Exercise brief: The data below should be printed in full, exactly, and without any of its images.

======== Given records ========

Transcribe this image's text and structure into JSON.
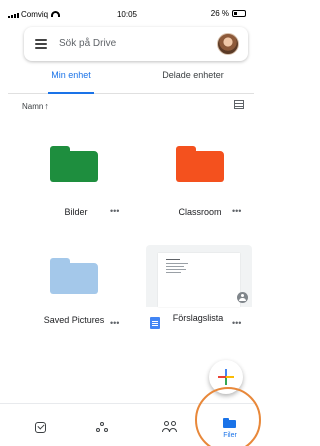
{
  "status_bar": {
    "carrier": "Comviq",
    "time": "10:05",
    "battery": "26 %"
  },
  "search": {
    "placeholder": "Sök på Drive"
  },
  "tabs": [
    {
      "label": "Min enhet",
      "active": true
    },
    {
      "label": "Delade enheter",
      "active": false
    }
  ],
  "sort": {
    "label": "Namn",
    "direction": "↑"
  },
  "items": [
    {
      "name": "Bilder",
      "type": "folder",
      "color": "#1e8e3e"
    },
    {
      "name": "Classroom",
      "type": "folder",
      "color": "#f4511e"
    },
    {
      "name": "Saved Pictures",
      "type": "folder",
      "color": "#a4c8ea"
    },
    {
      "name": "Förslagslista",
      "type": "document",
      "color": "#4285f4"
    }
  ],
  "more_label": "•••",
  "bottom_nav": {
    "files_label": "Filer"
  },
  "colors": {
    "accent": "#1a73e8",
    "highlight": "#e8883a"
  }
}
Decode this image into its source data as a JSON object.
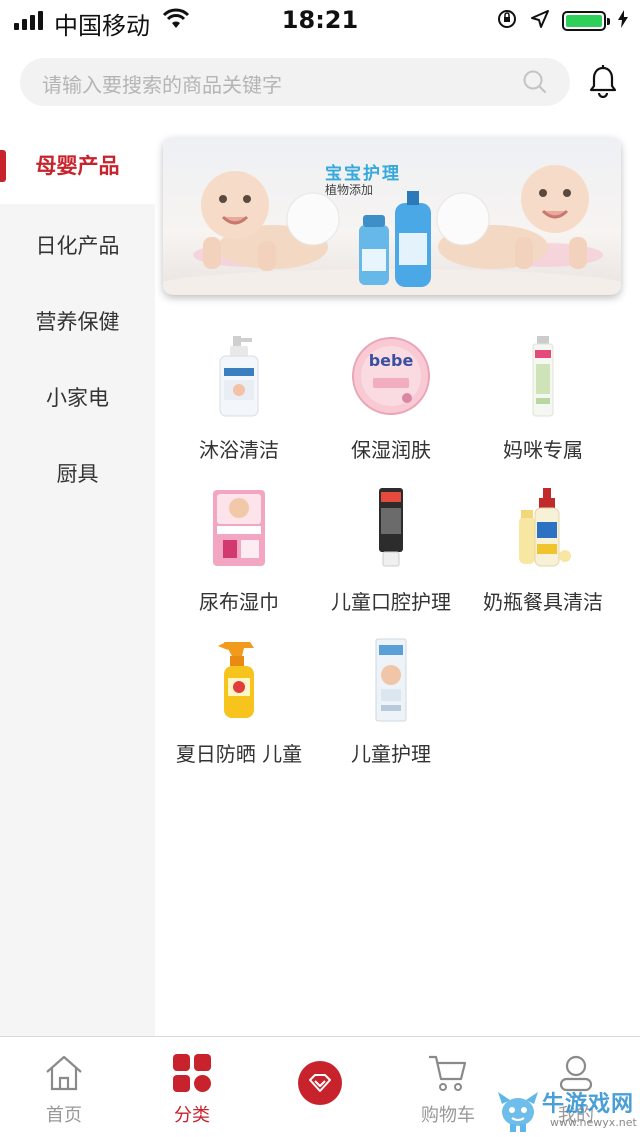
{
  "status_bar": {
    "carrier": "中国移动",
    "time": "18:21",
    "battery_color": "#2fd05a"
  },
  "search": {
    "placeholder": "请输入要搜索的商品关键字",
    "icon": "search-icon",
    "notification_icon": "bell-icon"
  },
  "sidebar": {
    "items": [
      {
        "label": "母婴产品",
        "active": true
      },
      {
        "label": "日化产品",
        "active": false
      },
      {
        "label": "营养保健",
        "active": false
      },
      {
        "label": "小家电",
        "active": false
      },
      {
        "label": "厨具",
        "active": false
      }
    ]
  },
  "banner": {
    "title": "宝宝护理",
    "subtitle": "植物添加"
  },
  "categories": [
    {
      "label": "沐浴清洁",
      "icon": "baby-wash-bottle-icon"
    },
    {
      "label": "保湿润肤",
      "icon": "cream-tin-icon"
    },
    {
      "label": "妈咪专属",
      "icon": "tube-icon"
    },
    {
      "label": "尿布湿巾",
      "icon": "diaper-pack-icon"
    },
    {
      "label": "儿童口腔护理",
      "icon": "toothpaste-icon"
    },
    {
      "label": "奶瓶餐具清洁",
      "icon": "bottle-cleaner-icon"
    },
    {
      "label": "夏日防晒 儿童",
      "icon": "sunscreen-spray-icon"
    },
    {
      "label": "儿童护理",
      "icon": "care-box-icon"
    }
  ],
  "tabbar": {
    "items": [
      {
        "label": "首页",
        "icon": "home-icon",
        "active": false
      },
      {
        "label": "分类",
        "icon": "category-grid-icon",
        "active": true
      },
      {
        "label": "",
        "icon": "diamond-center-icon",
        "active": false
      },
      {
        "label": "购物车",
        "icon": "cart-icon",
        "active": false
      },
      {
        "label": "我的",
        "icon": "user-icon",
        "active": false
      }
    ]
  },
  "watermark": {
    "title": "牛游戏网",
    "url": "www.newyx.net"
  },
  "colors": {
    "accent": "#c8232c",
    "sidebar_bg": "#f5f5f5",
    "banner_title": "#35a8dc"
  }
}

========

Solution to this exercise:
Transcribe this image's text and structure into JSON.
{
  "status_bar": {
    "carrier": "Comviq",
    "time": "10:05",
    "battery": "26 %"
  },
  "search": {
    "placeholder": "Sök på Drive"
  },
  "tabs": [
    {
      "label": "Min enhet",
      "active": true
    },
    {
      "label": "Delade enheter",
      "active": false
    }
  ],
  "sort": {
    "label": "Namn",
    "direction": "↑"
  },
  "items": [
    {
      "name": "Bilder",
      "type": "folder",
      "color": "#1e8e3e"
    },
    {
      "name": "Classroom",
      "type": "folder",
      "color": "#f4511e"
    },
    {
      "name": "Saved Pictures",
      "type": "folder",
      "color": "#a4c8ea"
    },
    {
      "name": "Förslagslista",
      "type": "document",
      "color": "#4285f4"
    }
  ],
  "more_label": "•••",
  "bottom_nav": {
    "files_label": "Filer"
  },
  "colors": {
    "accent": "#1a73e8",
    "highlight": "#e8883a"
  }
}
Decode this image into its source data as a JSON object.
{
  "status_bar": {
    "carrier": "中国移动",
    "time": "18:21",
    "battery_color": "#2fd05a"
  },
  "search": {
    "placeholder": "请输入要搜索的商品关键字",
    "icon": "search-icon",
    "notification_icon": "bell-icon"
  },
  "sidebar": {
    "items": [
      {
        "label": "母婴产品",
        "active": true
      },
      {
        "label": "日化产品",
        "active": false
      },
      {
        "label": "营养保健",
        "active": false
      },
      {
        "label": "小家电",
        "active": false
      },
      {
        "label": "厨具",
        "active": false
      }
    ]
  },
  "banner": {
    "title": "宝宝护理",
    "subtitle": "植物添加"
  },
  "categories": [
    {
      "label": "沐浴清洁",
      "icon": "baby-wash-bottle-icon"
    },
    {
      "label": "保湿润肤",
      "icon": "cream-tin-icon"
    },
    {
      "label": "妈咪专属",
      "icon": "tube-icon"
    },
    {
      "label": "尿布湿巾",
      "icon": "diaper-pack-icon"
    },
    {
      "label": "儿童口腔护理",
      "icon": "toothpaste-icon"
    },
    {
      "label": "奶瓶餐具清洁",
      "icon": "bottle-cleaner-icon"
    },
    {
      "label": "夏日防晒 儿童",
      "icon": "sunscreen-spray-icon"
    },
    {
      "label": "儿童护理",
      "icon": "care-box-icon"
    }
  ],
  "tabbar": {
    "items": [
      {
        "label": "首页",
        "icon": "home-icon",
        "active": false
      },
      {
        "label": "分类",
        "icon": "category-grid-icon",
        "active": true
      },
      {
        "label": "",
        "icon": "diamond-center-icon",
        "active": false
      },
      {
        "label": "购物车",
        "icon": "cart-icon",
        "active": false
      },
      {
        "label": "我的",
        "icon": "user-icon",
        "active": false
      }
    ]
  },
  "watermark": {
    "title": "牛游戏网",
    "url": "www.newyx.net"
  },
  "colors": {
    "accent": "#c8232c",
    "sidebar_bg": "#f5f5f5",
    "banner_title": "#35a8dc"
  }
}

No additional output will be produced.